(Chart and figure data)

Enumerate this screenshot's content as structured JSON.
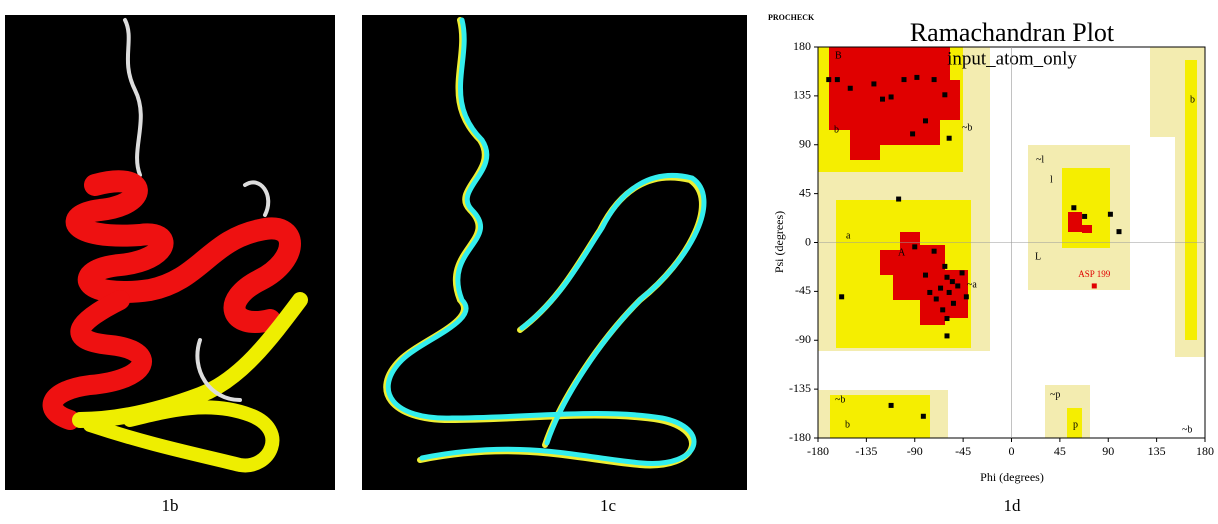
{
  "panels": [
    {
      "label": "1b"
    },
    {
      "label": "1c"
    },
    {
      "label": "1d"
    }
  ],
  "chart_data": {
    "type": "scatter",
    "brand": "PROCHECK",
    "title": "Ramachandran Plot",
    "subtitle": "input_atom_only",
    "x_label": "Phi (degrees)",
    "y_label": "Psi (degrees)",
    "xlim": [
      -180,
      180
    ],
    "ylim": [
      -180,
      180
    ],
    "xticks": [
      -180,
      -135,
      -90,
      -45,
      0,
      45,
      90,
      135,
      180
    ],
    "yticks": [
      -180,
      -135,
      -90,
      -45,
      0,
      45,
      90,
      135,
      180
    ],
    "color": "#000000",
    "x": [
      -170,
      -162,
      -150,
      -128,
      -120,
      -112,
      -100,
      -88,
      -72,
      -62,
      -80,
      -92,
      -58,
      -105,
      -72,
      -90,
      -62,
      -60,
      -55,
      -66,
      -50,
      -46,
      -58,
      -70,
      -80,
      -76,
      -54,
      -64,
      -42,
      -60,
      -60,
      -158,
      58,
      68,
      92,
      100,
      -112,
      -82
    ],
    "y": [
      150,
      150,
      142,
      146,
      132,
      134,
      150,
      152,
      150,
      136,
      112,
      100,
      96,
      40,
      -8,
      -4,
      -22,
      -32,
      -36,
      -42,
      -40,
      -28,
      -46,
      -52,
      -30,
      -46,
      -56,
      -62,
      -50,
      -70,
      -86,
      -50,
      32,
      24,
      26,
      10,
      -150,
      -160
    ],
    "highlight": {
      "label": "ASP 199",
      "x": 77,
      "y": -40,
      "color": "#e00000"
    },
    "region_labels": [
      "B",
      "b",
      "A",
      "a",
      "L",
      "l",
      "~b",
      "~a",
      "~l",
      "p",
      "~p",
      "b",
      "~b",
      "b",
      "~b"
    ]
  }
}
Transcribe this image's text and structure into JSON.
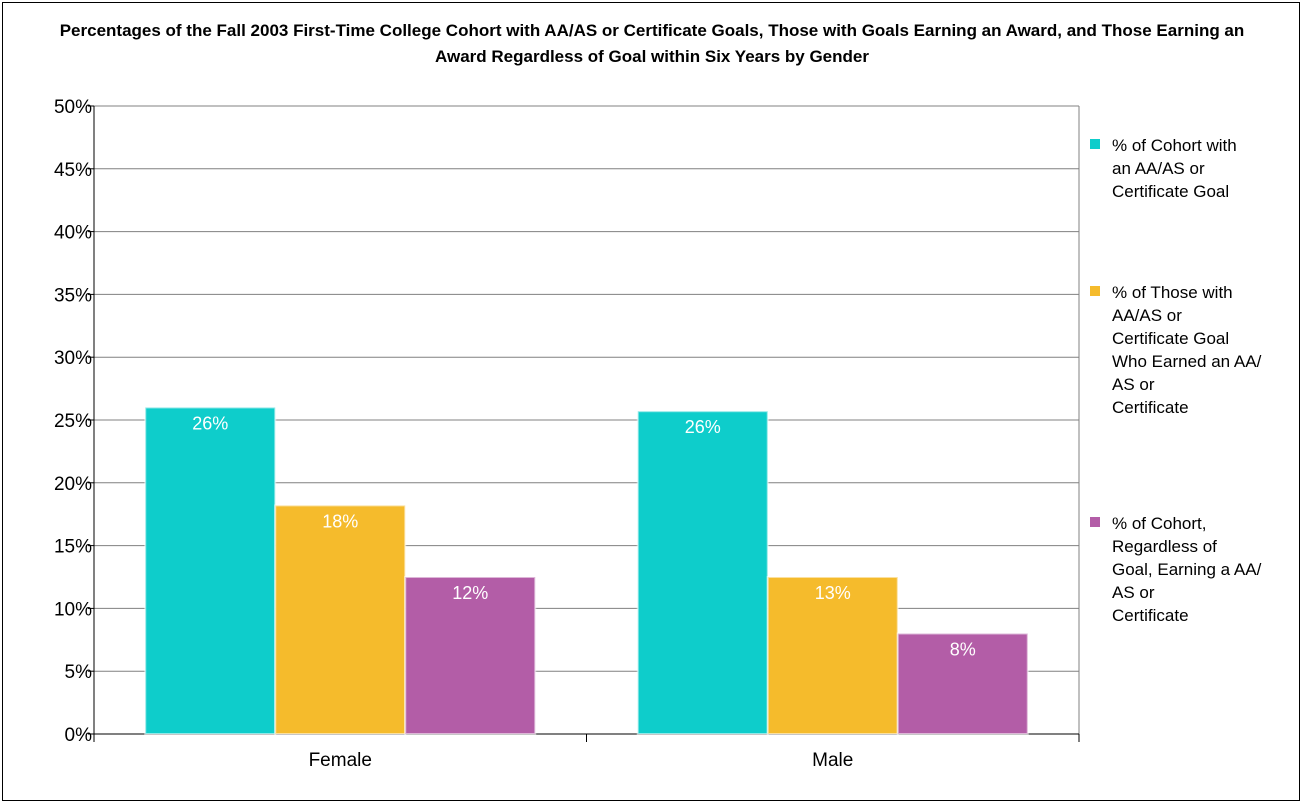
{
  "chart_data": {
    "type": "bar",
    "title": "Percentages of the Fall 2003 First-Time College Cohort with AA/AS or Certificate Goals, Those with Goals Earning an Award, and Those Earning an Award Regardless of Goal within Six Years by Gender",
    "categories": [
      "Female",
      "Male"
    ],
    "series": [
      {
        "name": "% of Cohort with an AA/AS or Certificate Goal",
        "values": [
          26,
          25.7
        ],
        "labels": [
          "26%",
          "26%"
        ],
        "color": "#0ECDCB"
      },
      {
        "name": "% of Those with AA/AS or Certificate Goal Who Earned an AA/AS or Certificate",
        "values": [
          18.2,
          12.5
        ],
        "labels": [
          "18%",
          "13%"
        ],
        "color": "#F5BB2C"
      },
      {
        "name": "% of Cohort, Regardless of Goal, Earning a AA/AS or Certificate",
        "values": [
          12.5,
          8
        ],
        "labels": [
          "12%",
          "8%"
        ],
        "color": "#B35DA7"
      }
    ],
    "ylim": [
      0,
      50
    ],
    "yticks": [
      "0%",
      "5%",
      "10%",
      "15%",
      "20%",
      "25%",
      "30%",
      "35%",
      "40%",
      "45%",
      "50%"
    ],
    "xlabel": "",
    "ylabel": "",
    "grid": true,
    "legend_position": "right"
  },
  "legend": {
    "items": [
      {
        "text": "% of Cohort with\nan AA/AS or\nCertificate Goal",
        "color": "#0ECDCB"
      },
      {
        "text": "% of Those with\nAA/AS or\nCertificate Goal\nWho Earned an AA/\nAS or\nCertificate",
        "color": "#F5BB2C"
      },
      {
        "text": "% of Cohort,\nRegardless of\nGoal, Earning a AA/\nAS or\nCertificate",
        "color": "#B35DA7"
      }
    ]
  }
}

--- Work to complete ---
Reproduce each record from above exactly; pictures do not belong in the copy.

--- Task response ---
Enumerate this screenshot's content as structured JSON.
{
  "panels": [
    {
      "label": "1b"
    },
    {
      "label": "1c"
    },
    {
      "label": "1d"
    }
  ],
  "chart_data": {
    "type": "scatter",
    "brand": "PROCHECK",
    "title": "Ramachandran Plot",
    "subtitle": "input_atom_only",
    "x_label": "Phi (degrees)",
    "y_label": "Psi (degrees)",
    "xlim": [
      -180,
      180
    ],
    "ylim": [
      -180,
      180
    ],
    "xticks": [
      -180,
      -135,
      -90,
      -45,
      0,
      45,
      90,
      135,
      180
    ],
    "yticks": [
      -180,
      -135,
      -90,
      -45,
      0,
      45,
      90,
      135,
      180
    ],
    "color": "#000000",
    "x": [
      -170,
      -162,
      -150,
      -128,
      -120,
      -112,
      -100,
      -88,
      -72,
      -62,
      -80,
      -92,
      -58,
      -105,
      -72,
      -90,
      -62,
      -60,
      -55,
      -66,
      -50,
      -46,
      -58,
      -70,
      -80,
      -76,
      -54,
      -64,
      -42,
      -60,
      -60,
      -158,
      58,
      68,
      92,
      100,
      -112,
      -82
    ],
    "y": [
      150,
      150,
      142,
      146,
      132,
      134,
      150,
      152,
      150,
      136,
      112,
      100,
      96,
      40,
      -8,
      -4,
      -22,
      -32,
      -36,
      -42,
      -40,
      -28,
      -46,
      -52,
      -30,
      -46,
      -56,
      -62,
      -50,
      -70,
      -86,
      -50,
      32,
      24,
      26,
      10,
      -150,
      -160
    ],
    "highlight": {
      "label": "ASP 199",
      "x": 77,
      "y": -40,
      "color": "#e00000"
    },
    "region_labels": [
      "B",
      "b",
      "A",
      "a",
      "L",
      "l",
      "~b",
      "~a",
      "~l",
      "p",
      "~p",
      "b",
      "~b",
      "b",
      "~b"
    ]
  }
}
Transcribe this image's text and structure into JSON.
{
  "chart_data": {
    "type": "bar",
    "title": "Percentages of the Fall 2003 First-Time College Cohort with AA/AS or Certificate Goals, Those with Goals Earning an Award, and Those Earning an Award Regardless of Goal within Six Years by Gender",
    "categories": [
      "Female",
      "Male"
    ],
    "series": [
      {
        "name": "% of Cohort with an AA/AS or Certificate Goal",
        "values": [
          26,
          25.7
        ],
        "labels": [
          "26%",
          "26%"
        ],
        "color": "#0ECDCB"
      },
      {
        "name": "% of Those with AA/AS or Certificate Goal Who Earned an AA/AS or Certificate",
        "values": [
          18.2,
          12.5
        ],
        "labels": [
          "18%",
          "13%"
        ],
        "color": "#F5BB2C"
      },
      {
        "name": "% of Cohort, Regardless of Goal, Earning a AA/AS or Certificate",
        "values": [
          12.5,
          8
        ],
        "labels": [
          "12%",
          "8%"
        ],
        "color": "#B35DA7"
      }
    ],
    "ylim": [
      0,
      50
    ],
    "yticks": [
      "0%",
      "5%",
      "10%",
      "15%",
      "20%",
      "25%",
      "30%",
      "35%",
      "40%",
      "45%",
      "50%"
    ],
    "xlabel": "",
    "ylabel": "",
    "grid": true,
    "legend_position": "right"
  },
  "legend": {
    "items": [
      {
        "text": "% of Cohort with\nan AA/AS or\nCertificate Goal",
        "color": "#0ECDCB"
      },
      {
        "text": "% of Those with\nAA/AS or\nCertificate Goal\nWho Earned an AA/\nAS or\nCertificate",
        "color": "#F5BB2C"
      },
      {
        "text": "% of Cohort,\nRegardless of\nGoal, Earning a AA/\nAS or\nCertificate",
        "color": "#B35DA7"
      }
    ]
  }
}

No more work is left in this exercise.